**What to do**
Pull every line containing "Fixed" from the entries.

+===+

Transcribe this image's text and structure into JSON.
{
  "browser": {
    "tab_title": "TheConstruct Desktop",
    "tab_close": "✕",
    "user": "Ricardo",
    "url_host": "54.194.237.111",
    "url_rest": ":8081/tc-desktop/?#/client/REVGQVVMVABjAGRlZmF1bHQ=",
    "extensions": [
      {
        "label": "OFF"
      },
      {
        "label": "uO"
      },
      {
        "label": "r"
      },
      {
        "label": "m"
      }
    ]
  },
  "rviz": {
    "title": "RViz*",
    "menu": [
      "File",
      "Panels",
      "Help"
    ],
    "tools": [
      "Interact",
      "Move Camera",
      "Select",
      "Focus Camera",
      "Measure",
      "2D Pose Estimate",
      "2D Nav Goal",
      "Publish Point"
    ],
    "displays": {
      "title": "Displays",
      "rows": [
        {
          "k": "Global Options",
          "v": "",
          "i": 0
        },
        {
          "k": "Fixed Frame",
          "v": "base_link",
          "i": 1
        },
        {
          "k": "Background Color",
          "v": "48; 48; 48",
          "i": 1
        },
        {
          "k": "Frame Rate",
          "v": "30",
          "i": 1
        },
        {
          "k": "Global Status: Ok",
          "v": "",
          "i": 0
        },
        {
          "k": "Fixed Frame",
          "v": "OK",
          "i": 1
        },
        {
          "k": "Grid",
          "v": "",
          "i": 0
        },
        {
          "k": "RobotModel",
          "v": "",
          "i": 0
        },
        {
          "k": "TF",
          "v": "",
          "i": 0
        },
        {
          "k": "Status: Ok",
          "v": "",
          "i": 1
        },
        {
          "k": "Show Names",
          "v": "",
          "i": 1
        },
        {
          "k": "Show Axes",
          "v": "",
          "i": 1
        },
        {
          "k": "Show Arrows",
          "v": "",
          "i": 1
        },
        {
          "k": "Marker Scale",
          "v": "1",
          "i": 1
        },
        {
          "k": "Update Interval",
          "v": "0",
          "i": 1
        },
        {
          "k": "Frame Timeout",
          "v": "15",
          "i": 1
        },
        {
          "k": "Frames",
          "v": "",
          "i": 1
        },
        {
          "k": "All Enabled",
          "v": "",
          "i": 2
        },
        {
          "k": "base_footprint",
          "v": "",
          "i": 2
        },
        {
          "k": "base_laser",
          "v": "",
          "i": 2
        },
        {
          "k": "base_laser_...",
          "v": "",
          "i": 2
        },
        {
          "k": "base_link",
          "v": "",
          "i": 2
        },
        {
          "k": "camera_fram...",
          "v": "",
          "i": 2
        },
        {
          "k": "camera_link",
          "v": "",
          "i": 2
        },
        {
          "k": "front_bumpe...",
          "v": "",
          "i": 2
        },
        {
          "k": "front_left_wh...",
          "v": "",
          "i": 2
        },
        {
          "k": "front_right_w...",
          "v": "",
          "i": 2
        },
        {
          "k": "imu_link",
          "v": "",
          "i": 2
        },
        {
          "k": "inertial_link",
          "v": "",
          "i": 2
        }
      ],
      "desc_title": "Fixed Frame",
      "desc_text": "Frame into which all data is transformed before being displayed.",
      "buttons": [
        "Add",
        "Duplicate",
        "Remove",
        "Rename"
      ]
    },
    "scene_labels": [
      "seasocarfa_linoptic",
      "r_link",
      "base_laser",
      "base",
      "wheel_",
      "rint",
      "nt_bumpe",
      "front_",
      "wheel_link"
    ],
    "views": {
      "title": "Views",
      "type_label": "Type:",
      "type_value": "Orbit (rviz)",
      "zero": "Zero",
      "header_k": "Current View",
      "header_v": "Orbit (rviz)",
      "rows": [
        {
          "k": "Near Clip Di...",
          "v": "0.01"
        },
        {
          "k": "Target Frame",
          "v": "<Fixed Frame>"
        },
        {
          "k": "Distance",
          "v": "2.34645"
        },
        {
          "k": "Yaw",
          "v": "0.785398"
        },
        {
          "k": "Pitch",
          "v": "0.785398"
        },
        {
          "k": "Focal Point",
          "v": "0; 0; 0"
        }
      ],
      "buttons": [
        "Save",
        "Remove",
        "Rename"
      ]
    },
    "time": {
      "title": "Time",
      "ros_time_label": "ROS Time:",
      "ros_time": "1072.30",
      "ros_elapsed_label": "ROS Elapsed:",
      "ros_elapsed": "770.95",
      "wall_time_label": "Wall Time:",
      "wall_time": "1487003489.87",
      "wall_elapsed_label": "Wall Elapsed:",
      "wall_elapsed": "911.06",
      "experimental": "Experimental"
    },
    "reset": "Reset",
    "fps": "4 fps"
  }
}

+===+

**Solution for this task**
          "k": "Fixed Frame",
          "k": "Fixed Frame",
      "desc_title": "Fixed Frame",
          "v": "<Fixed Frame>"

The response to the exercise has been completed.